Material shown –
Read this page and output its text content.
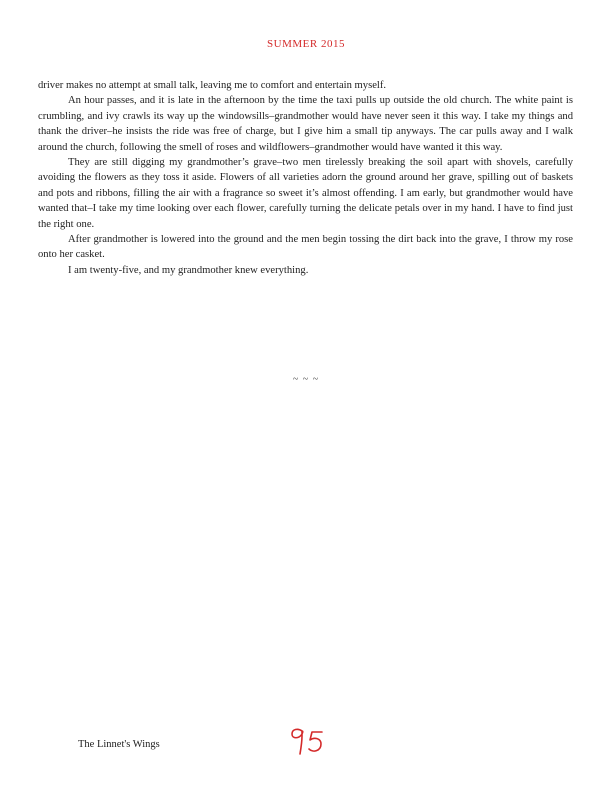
SUMMER 2015

driver makes no attempt at small talk, leaving me to comfort and entertain myself.

An hour passes, and it is late in the afternoon by the time the taxi pulls up outside the old church. The white paint is crumbling, and ivy crawls its way up the windowsills–grandmother would have never seen it this way. I take my things and thank the driver–he insists the ride was free of charge, but I give him a small tip anyways. The car pulls away and I walk around the church, following the smell of roses and wildflowers–grandmother would have wanted it this way.

They are still digging my grandmother’s grave–two men tirelessly breaking the soil apart with shovels, carefully avoiding the flowers as they toss it aside. Flowers of all varieties adorn the ground around her grave, spilling out of baskets and pots and ribbons, filling the air with a fragrance so sweet it’s almost offending. I am early, but grandmother would have wanted that–I take my time looking over each flower, carefully turning the delicate petals over in my hand. I have to find just the right one.

After grandmother is lowered into the ground and the men begin tossing the dirt back into the grave, I throw my rose onto her casket.

I am twenty-five, and my grandmother knew everything.

~ ~ ~
The Linnet's Wings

Work to do –
Find each line that has the word "wanted", then copy it out.

Result of this task –
An hour passes, and it is late in the afternoon by the time the taxi pulls up outside the old church. The white paint is crumbling, and ivy crawls its way up the windowsills–grandmother would have never seen it this way. I take my things and thank the driver–he insists the ride was free of charge, but I give him a small tip anyways. The car pulls away and I walk around the church, following the smell of roses and wildflowers–grandmother would have wanted it this way.
They are still digging my grandmother’s grave–two men tirelessly breaking the soil apart with shovels, carefully avoiding the flowers as they toss it aside. Flowers of all varieties adorn the ground around her grave, spilling out of baskets and pots and ribbons, filling the air with a fragrance so sweet it’s almost offending. I am early, but grandmother would have wanted that–I take my time looking over each flower, carefully turning the delicate petals over in my hand. I have to find just the right one.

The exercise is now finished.